In noto sans math it's the diagonal one that is negation at least
which makes much more sense
Same in luciole
And NCm
I didn't actually think that one worked in ncm
I think they're supposed to work with anything in theory
I guess? But it's so weird because there are obvious cases where it doesn't make sense
Would be up to the user to use it when it makes sense then
with combining marks you can get stuff like 1̝
But it's weird that the spec is wrong about the uses of the vertical bar for negation
I couldn't fine anything of interest
Well, it's a possible glyph for negation
so yeah, definitely a "use them with whatever" kind of situation
Then I think we better stick to single codepoints with optional variation sequences for now, and try to cover as much of that as possible, before starting to decide which combinations we want to add and under which names
I was thinking more like making them callable symbols, like the accents
So not(eq) for instance
These two PRs still really need reviews!
I'll do a round
arrow.l.r.double.long is a mouthful
in Typst you'd just write <==> though
True. I think I was thinking of the vertical one, but that one isn't quite as bad (there is no .long)
Just a friendly reminder that some pull requests are waiting on review if you have the time: https://github.com/typst/codex/pulls?q=is%3Apr+is%3Aopen+label%3A"waiting+on+reviews"
Also, remember that pull requests that contain breaking changes require a third review before merging them.
I've just been extremely busy
I thought the unicode 17 PRs were blocked by moving to harfrust?
Yeah no problem ofc if you don't have the time
We tested it a while ago and it all still works with the current shaper
I just noticed that this proposed update changes the class of the exclamation mark from Normal to Closing to reflect its use as a suffix operator. I believe this would make it the first Closing symbol that doesn't have a matching Open. Would be the cause of issues in Typst for delimiter matching? For example in (x!) we don't want the opening parenthesis to be closed by the exclamation mark.
That's terrifying and I hate it, but it luckily should not affect the syntax since ! now has its own syntaxkind (Bang) used internally in the parser.
More of a concern is whether it stretches in an LR elem, i.e. $lr(n!)$
or $lr(! x !)$
Yeah, typst-layout/src/math/lr.rs::scale_if_delimiter() currently checks the math class, so it would act like a delimiter, although I have no clue if it would actually be able to stretch.
I guess that's the harm of using a spacing related parameter to determine semantics. But I would expect unicode to be more careful than that in their definitions tbh.

DATA SECTION
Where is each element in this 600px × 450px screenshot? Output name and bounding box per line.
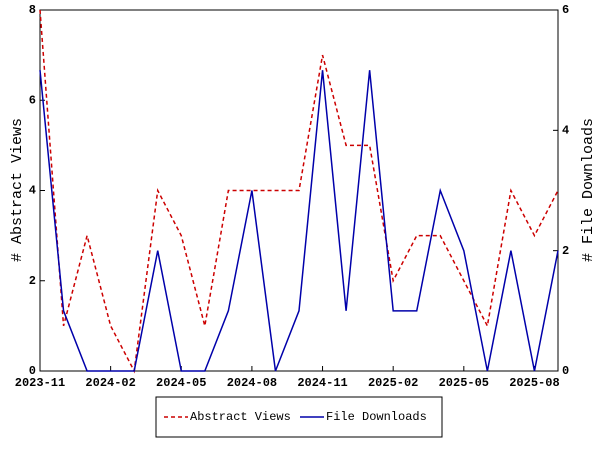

...

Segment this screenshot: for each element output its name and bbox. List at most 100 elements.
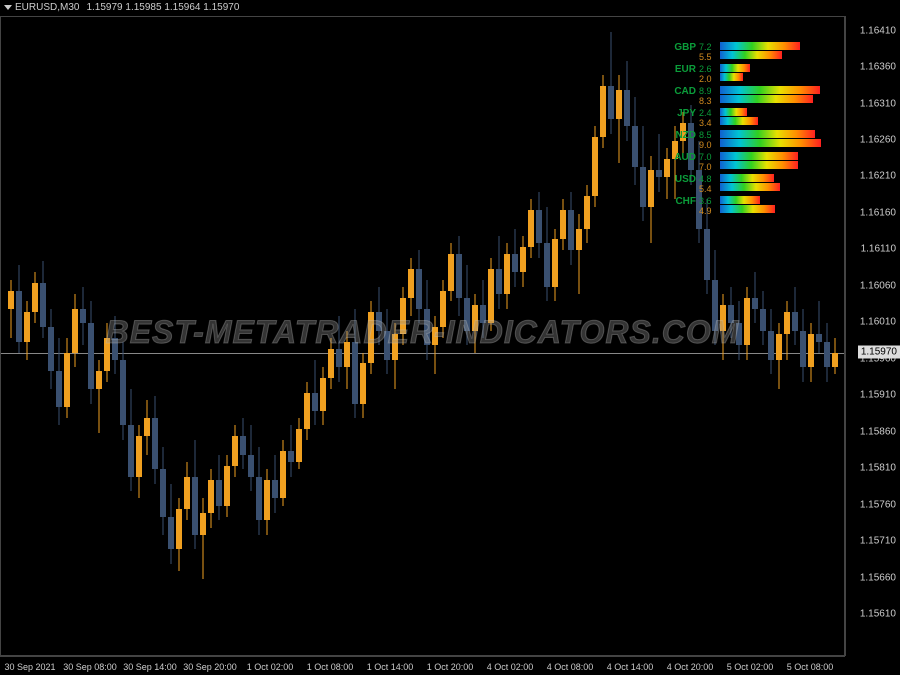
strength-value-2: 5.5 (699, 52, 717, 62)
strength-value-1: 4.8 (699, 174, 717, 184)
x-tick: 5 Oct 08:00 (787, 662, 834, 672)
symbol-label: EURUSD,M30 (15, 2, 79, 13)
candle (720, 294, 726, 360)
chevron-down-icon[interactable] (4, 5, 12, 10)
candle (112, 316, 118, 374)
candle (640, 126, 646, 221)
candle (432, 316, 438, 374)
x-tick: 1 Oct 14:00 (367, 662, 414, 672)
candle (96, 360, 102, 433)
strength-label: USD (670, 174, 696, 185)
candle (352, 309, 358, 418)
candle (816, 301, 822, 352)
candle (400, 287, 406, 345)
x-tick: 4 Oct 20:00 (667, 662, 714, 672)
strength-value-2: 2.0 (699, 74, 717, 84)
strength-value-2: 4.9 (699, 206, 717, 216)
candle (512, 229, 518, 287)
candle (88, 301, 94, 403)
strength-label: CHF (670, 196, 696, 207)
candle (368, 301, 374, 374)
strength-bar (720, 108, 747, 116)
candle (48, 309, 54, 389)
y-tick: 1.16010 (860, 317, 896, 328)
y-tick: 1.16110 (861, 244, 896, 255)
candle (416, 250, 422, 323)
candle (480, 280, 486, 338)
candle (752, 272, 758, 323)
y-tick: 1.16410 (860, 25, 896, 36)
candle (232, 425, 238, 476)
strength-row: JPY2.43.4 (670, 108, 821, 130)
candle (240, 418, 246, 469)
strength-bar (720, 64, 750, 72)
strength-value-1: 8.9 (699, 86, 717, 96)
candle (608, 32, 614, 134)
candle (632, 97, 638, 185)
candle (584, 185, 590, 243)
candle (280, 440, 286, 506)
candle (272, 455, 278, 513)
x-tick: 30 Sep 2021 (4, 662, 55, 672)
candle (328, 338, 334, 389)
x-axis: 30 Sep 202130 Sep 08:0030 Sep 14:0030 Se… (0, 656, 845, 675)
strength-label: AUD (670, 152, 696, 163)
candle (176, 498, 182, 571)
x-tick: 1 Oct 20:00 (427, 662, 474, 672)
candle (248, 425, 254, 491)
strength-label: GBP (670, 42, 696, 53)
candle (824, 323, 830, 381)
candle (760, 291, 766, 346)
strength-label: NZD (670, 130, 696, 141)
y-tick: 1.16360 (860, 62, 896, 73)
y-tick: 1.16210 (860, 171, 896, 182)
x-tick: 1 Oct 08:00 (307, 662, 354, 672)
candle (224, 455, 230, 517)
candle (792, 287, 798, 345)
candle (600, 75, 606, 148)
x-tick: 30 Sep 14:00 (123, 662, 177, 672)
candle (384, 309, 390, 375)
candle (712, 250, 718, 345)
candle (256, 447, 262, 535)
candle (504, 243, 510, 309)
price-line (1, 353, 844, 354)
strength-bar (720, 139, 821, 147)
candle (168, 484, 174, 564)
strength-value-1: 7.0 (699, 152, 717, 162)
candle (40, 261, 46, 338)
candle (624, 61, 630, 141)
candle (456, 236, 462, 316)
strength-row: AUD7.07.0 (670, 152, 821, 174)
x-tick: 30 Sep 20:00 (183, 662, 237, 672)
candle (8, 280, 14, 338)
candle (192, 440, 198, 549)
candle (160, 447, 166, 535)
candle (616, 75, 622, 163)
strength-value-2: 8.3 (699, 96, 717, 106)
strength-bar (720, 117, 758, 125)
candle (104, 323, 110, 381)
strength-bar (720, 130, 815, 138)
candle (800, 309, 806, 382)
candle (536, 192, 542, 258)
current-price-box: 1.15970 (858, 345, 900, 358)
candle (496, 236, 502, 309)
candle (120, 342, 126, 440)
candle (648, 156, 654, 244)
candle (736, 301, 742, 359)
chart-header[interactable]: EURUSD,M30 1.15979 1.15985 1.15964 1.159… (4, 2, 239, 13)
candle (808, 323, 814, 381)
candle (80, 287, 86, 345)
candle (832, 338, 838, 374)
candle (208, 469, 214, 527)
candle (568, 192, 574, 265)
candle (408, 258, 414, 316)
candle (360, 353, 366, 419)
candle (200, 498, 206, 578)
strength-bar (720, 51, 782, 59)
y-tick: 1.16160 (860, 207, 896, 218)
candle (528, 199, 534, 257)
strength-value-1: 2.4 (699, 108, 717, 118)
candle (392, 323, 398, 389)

---

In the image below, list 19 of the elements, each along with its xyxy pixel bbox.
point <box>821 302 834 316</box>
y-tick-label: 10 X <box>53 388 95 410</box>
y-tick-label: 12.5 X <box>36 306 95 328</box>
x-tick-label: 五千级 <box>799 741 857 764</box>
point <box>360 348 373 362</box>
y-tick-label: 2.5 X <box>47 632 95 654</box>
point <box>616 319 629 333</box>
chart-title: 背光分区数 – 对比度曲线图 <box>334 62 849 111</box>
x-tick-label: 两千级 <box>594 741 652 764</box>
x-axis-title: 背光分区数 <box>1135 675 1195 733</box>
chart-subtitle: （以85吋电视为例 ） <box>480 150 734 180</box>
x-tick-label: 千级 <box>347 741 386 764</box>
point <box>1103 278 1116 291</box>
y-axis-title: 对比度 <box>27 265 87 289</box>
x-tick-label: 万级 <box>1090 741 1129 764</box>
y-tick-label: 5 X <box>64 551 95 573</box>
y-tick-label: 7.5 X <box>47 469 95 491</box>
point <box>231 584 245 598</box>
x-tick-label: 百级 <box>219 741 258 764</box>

THINGS TO DO
1 - Please repeat a passage from the Typst discussion word for word: begin at the words "Also, remember that" and stop after "in the parser.".
2 - In the Typst discussion, what class would the proposed update give the exclamation mark in place of Normal?

OUTPUTS IN ORDER
1 -
Also, remember that pull requests that contain breaking changes require a third review before merging them.
I've just been extremely busy
I thought the unicode 17 PRs were blocked by moving to harfrust?
Yeah no problem ofc if you don't have the time
We tested it a while ago and it all still works with the current shaper
I just noticed that this proposed update changes the class of the exclamation mark from Normal to Closing to reflect its use as a suffix operator. I believe this would make it the first Closing symbol that doesn't have a matching Open. Would be the cause of issues in Typst for delimiter matching? For example in (x!) we don't want the opening parenthesis to be closed by the exclamation mark.
That's terrifying and I hate it, but it luckily should not affect the syntax since ! now has its own syntaxkind (Bang) used internally in the parser.

2 - Closing.